══ RECORDS SHOWN

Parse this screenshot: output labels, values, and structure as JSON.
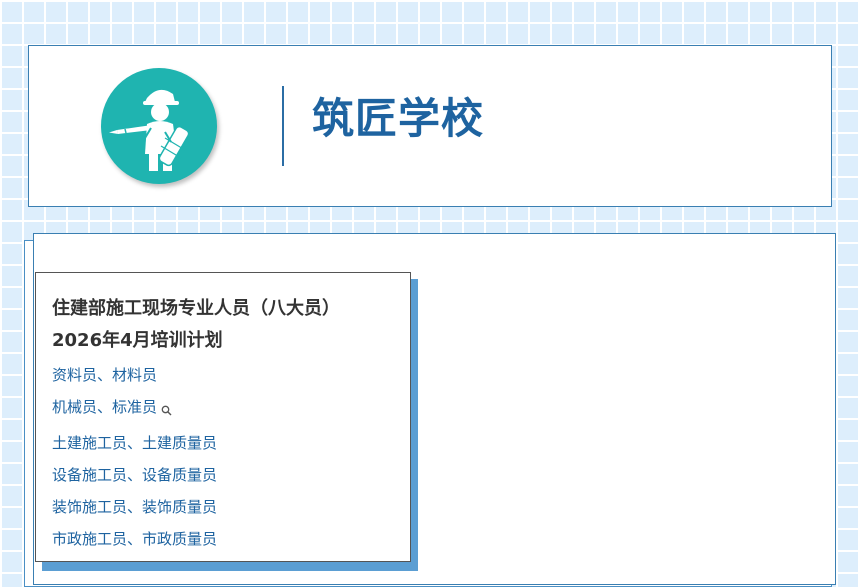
{
  "header": {
    "school_name": "筑匠学校",
    "logo_icon": "worker-with-pencil-and-blueprint-icon",
    "logo_color": "#1fb4b0",
    "brand_color": "#1e63a0"
  },
  "notice": {
    "title_line1": "住建部施工现场专业人员（八大员）",
    "title_line2": "2026年4月培训计划",
    "links": [
      {
        "label": "资料员、材料员"
      },
      {
        "label": "机械员、标准员"
      },
      {
        "label": "土建施工员、土建质量员"
      },
      {
        "label": "设备施工员、设备质量员"
      },
      {
        "label": "装饰施工员、装饰质量员"
      },
      {
        "label": "市政施工员、市政质量员"
      }
    ],
    "search_icon": "magnifier-icon"
  }
}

════

> TASK DETAILS:
Using the listing above, state the number of lines that hold "icon", with no other text.

> RESULT:
2